TASK DIRECTIONS: Output the full listing below exactly as it reads, and skip anything that is a picture.

Stored items
>>>

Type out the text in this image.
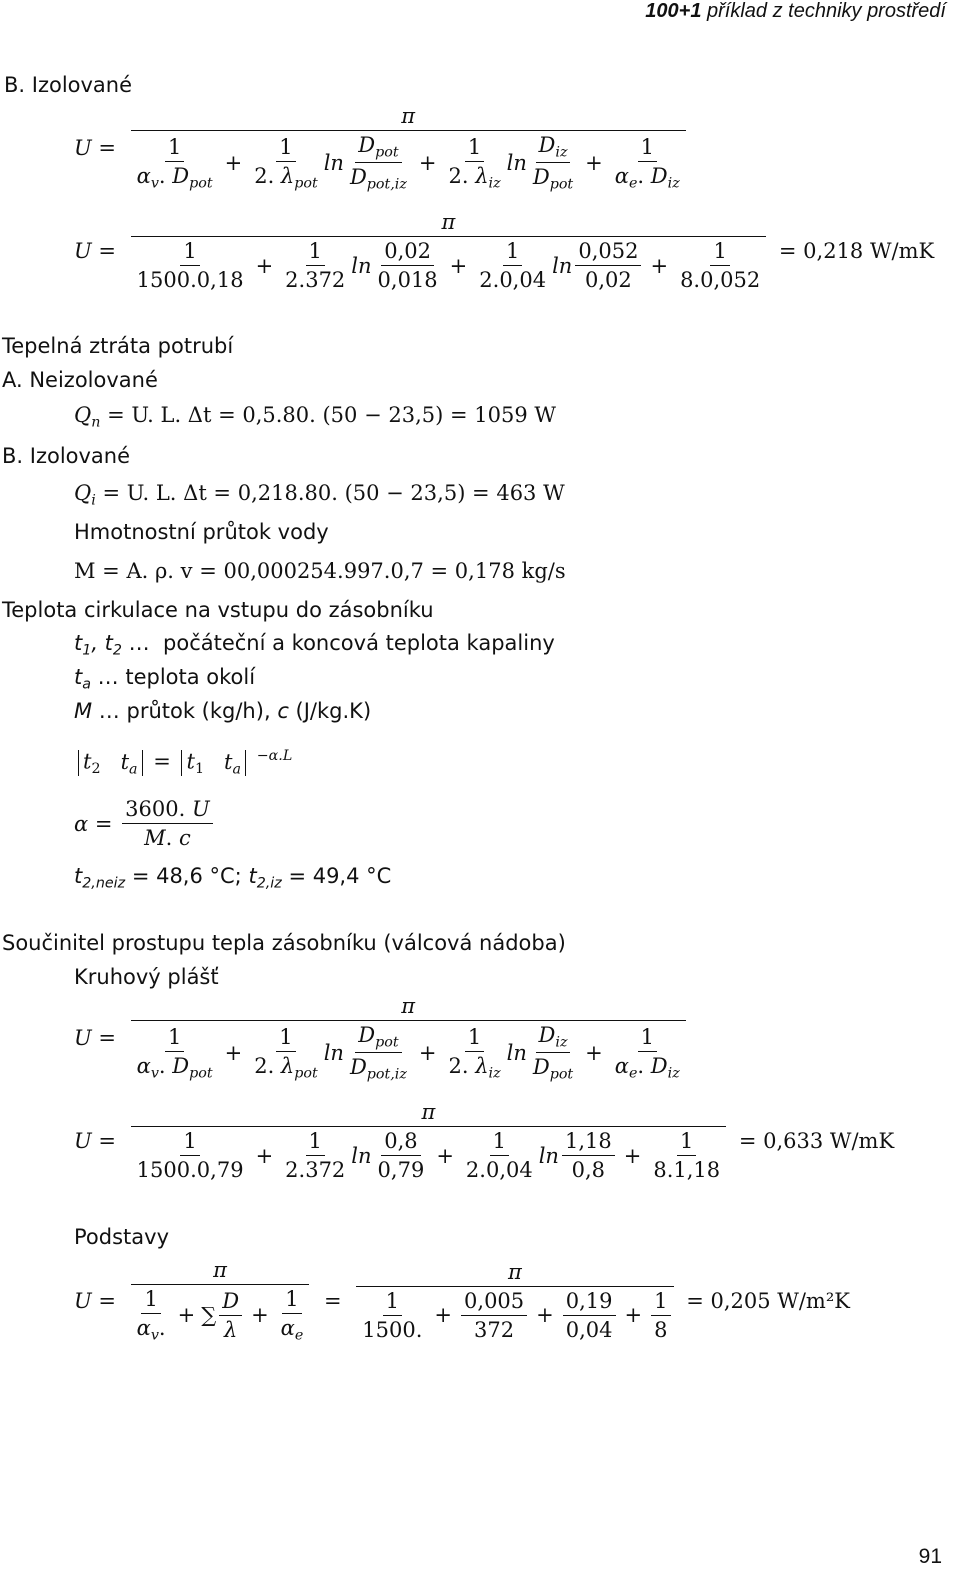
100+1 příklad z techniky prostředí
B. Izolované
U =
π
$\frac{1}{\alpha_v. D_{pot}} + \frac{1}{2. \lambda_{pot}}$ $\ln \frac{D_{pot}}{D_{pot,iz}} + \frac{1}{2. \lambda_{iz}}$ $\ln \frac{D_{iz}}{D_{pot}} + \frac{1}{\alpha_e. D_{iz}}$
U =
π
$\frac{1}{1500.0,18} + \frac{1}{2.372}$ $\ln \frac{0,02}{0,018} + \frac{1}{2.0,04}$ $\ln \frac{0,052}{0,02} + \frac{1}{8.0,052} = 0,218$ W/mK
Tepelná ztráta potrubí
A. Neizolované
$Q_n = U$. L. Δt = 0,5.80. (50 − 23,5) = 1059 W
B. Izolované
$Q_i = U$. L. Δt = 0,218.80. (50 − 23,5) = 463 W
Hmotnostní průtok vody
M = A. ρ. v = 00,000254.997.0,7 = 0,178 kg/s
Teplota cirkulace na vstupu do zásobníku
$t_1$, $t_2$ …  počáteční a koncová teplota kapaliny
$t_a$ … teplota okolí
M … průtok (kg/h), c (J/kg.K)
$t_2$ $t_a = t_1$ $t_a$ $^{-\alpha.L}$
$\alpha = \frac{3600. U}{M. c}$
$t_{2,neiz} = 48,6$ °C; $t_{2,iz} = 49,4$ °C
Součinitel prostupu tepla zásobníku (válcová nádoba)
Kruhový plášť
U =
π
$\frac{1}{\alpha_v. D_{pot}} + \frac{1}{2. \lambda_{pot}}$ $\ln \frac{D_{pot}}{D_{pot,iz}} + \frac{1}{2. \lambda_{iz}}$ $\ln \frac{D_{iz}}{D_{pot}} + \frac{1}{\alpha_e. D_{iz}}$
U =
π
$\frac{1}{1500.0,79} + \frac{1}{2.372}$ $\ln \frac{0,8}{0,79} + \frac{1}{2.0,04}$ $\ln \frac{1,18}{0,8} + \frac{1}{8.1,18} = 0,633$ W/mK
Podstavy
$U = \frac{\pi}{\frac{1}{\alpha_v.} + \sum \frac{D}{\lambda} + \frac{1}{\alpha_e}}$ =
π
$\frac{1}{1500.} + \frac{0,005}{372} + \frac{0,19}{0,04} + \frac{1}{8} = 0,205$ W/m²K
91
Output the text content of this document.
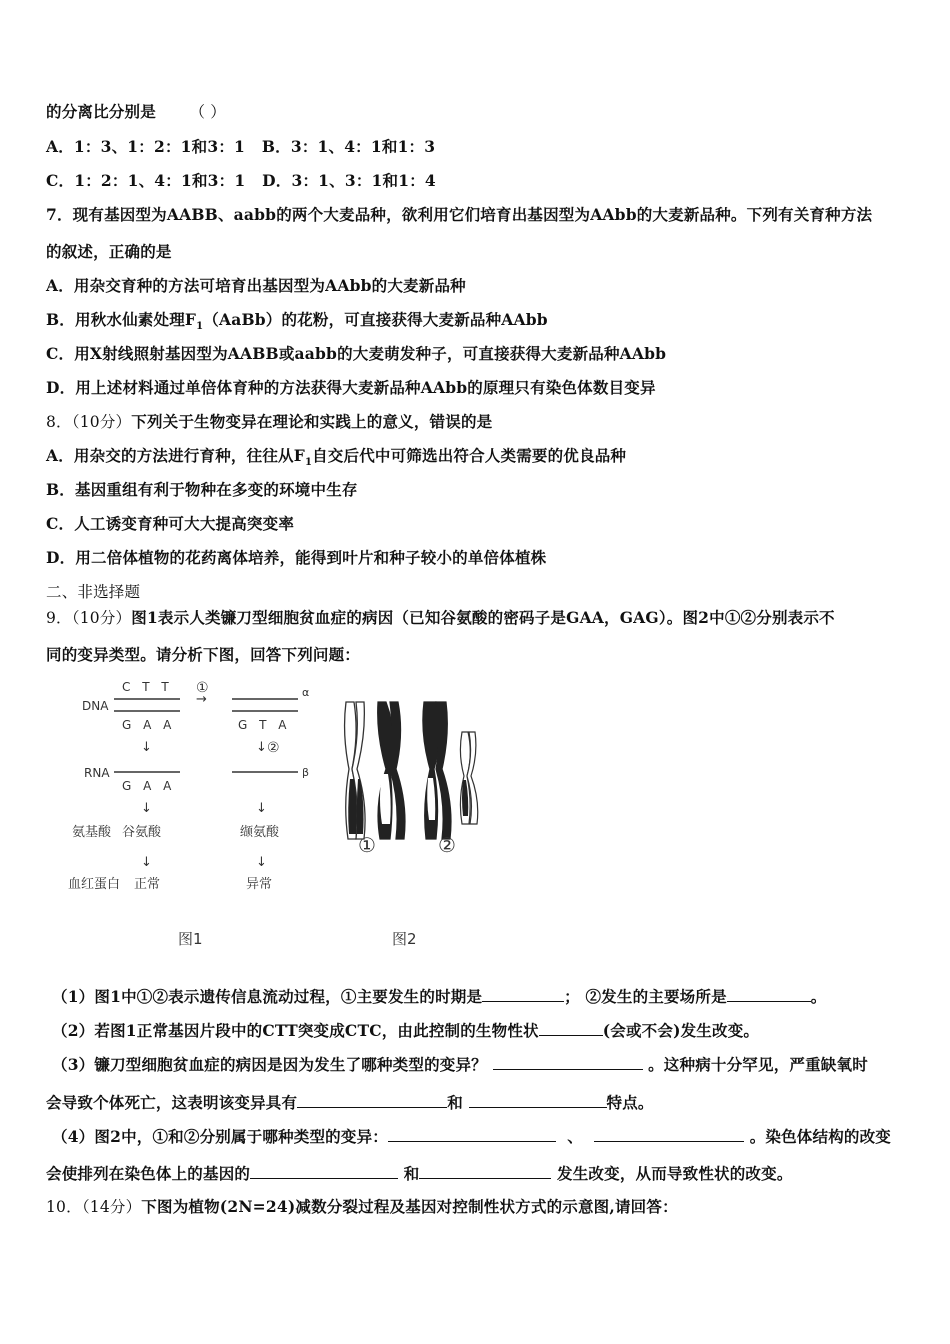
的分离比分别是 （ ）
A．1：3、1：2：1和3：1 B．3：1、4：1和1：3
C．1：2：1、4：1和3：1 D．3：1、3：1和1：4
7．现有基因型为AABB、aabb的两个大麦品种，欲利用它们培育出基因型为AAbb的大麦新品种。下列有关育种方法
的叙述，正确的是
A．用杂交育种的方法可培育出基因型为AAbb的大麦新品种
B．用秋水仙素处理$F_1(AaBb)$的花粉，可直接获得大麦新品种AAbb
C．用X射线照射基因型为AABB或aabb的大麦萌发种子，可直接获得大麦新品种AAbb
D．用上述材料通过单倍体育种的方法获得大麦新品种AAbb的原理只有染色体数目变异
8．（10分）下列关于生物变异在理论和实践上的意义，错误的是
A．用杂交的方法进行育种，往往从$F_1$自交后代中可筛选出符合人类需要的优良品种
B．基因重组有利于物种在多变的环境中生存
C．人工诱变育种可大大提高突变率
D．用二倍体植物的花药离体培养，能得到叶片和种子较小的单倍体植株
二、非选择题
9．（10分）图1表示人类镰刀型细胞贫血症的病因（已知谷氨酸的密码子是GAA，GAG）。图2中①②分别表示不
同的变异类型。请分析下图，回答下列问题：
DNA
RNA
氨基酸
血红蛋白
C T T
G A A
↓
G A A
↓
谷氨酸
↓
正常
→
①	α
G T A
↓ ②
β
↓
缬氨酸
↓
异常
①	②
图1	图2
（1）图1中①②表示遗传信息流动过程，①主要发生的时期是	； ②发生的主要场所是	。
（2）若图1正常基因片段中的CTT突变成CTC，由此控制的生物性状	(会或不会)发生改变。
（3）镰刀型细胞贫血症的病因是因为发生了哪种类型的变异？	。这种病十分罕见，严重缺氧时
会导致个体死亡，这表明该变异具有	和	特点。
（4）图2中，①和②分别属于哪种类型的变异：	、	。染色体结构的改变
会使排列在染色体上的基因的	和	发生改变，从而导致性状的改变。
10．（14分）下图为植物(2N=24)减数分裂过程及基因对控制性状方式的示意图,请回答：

<<<

RESULT:
Type out the text in this image.
100+1 příklad z techniky prostředí
B. Izolované
U =
π
$\frac{1}{\alpha_v. D_{pot}} + \frac{1}{2. \lambda_{pot}}$ $\ln \frac{D_{pot}}{D_{pot,iz}} + \frac{1}{2. \lambda_{iz}}$ $\ln \frac{D_{iz}}{D_{pot}} + \frac{1}{\alpha_e. D_{iz}}$
U =
π
$\frac{1}{1500.0,18} + \frac{1}{2.372}$ $\ln \frac{0,02}{0,018} + \frac{1}{2.0,04}$ $\ln \frac{0,052}{0,02} + \frac{1}{8.0,052} = 0,218$ W/mK
Tepelná ztráta potrubí
A. Neizolované
$Q_n = U$. L. Δt = 0,5.80. (50 − 23,5) = 1059 W
B. Izolované
$Q_i = U$. L. Δt = 0,218.80. (50 − 23,5) = 463 W
Hmotnostní průtok vody
M = A. ρ. v = 00,000254.997.0,7 = 0,178 kg/s
Teplota cirkulace na vstupu do zásobníku
$t_1$, $t_2$ …  počáteční a koncová teplota kapaliny
$t_a$ … teplota okolí
M … průtok (kg/h), c (J/kg.K)
$t_2$ $t_a = t_1$ $t_a$ $^{-\alpha.L}$
$\alpha = \frac{3600. U}{M. c}$
$t_{2,neiz} = 48,6$ °C; $t_{2,iz} = 49,4$ °C
Součinitel prostupu tepla zásobníku (válcová nádoba)
Kruhový plášť
U =
π
$\frac{1}{\alpha_v. D_{pot}} + \frac{1}{2. \lambda_{pot}}$ $\ln \frac{D_{pot}}{D_{pot,iz}} + \frac{1}{2. \lambda_{iz}}$ $\ln \frac{D_{iz}}{D_{pot}} + \frac{1}{\alpha_e. D_{iz}}$
U =
π
$\frac{1}{1500.0,79} + \frac{1}{2.372}$ $\ln \frac{0,8}{0,79} + \frac{1}{2.0,04}$ $\ln \frac{1,18}{0,8} + \frac{1}{8.1,18} = 0,633$ W/mK
Podstavy
$U = \frac{\pi}{\frac{1}{\alpha_v.} + \sum \frac{D}{\lambda} + \frac{1}{\alpha_e}}$ =
π
$\frac{1}{1500.} + \frac{0,005}{372} + \frac{0,19}{0,04} + \frac{1}{8} = 0,205$ W/m²K
91
Output the text content of this document.
的分离比分别是 （ ）
A．1：3、1：2：1和3：1 B．3：1、4：1和1：3
C．1：2：1、4：1和3：1 D．3：1、3：1和1：4
7．现有基因型为AABB、aabb的两个大麦品种，欲利用它们培育出基因型为AAbb的大麦新品种。下列有关育种方法
的叙述，正确的是
A．用杂交育种的方法可培育出基因型为AAbb的大麦新品种
B．用秋水仙素处理$F_1(AaBb)$的花粉，可直接获得大麦新品种AAbb
C．用X射线照射基因型为AABB或aabb的大麦萌发种子，可直接获得大麦新品种AAbb
D．用上述材料通过单倍体育种的方法获得大麦新品种AAbb的原理只有染色体数目变异
8．（10分）下列关于生物变异在理论和实践上的意义，错误的是
A．用杂交的方法进行育种，往往从$F_1$自交后代中可筛选出符合人类需要的优良品种
B．基因重组有利于物种在多变的环境中生存
C．人工诱变育种可大大提高突变率
D．用二倍体植物的花药离体培养，能得到叶片和种子较小的单倍体植株
二、非选择题
9．（10分）图1表示人类镰刀型细胞贫血症的病因（已知谷氨酸的密码子是GAA，GAG）。图2中①②分别表示不
同的变异类型。请分析下图，回答下列问题：
DNA
RNA
氨基酸
血红蛋白
C T T
G A A
↓
G A A
↓
谷氨酸
↓
正常
→
①	α
G T A
↓ ②
β
↓
缬氨酸
↓
异常
①	②
图1	图2
（1）图1中①②表示遗传信息流动过程，①主要发生的时期是	； ②发生的主要场所是	。
（2）若图1正常基因片段中的CTT突变成CTC，由此控制的生物性状	(会或不会)发生改变。
（3）镰刀型细胞贫血症的病因是因为发生了哪种类型的变异？	。这种病十分罕见，严重缺氧时
会导致个体死亡，这表明该变异具有	和	特点。
（4）图2中，①和②分别属于哪种类型的变异：	、	。染色体结构的改变
会使排列在染色体上的基因的	和	发生改变，从而导致性状的改变。
10．（14分）下图为植物(2N=24)减数分裂过程及基因对控制性状方式的示意图,请回答：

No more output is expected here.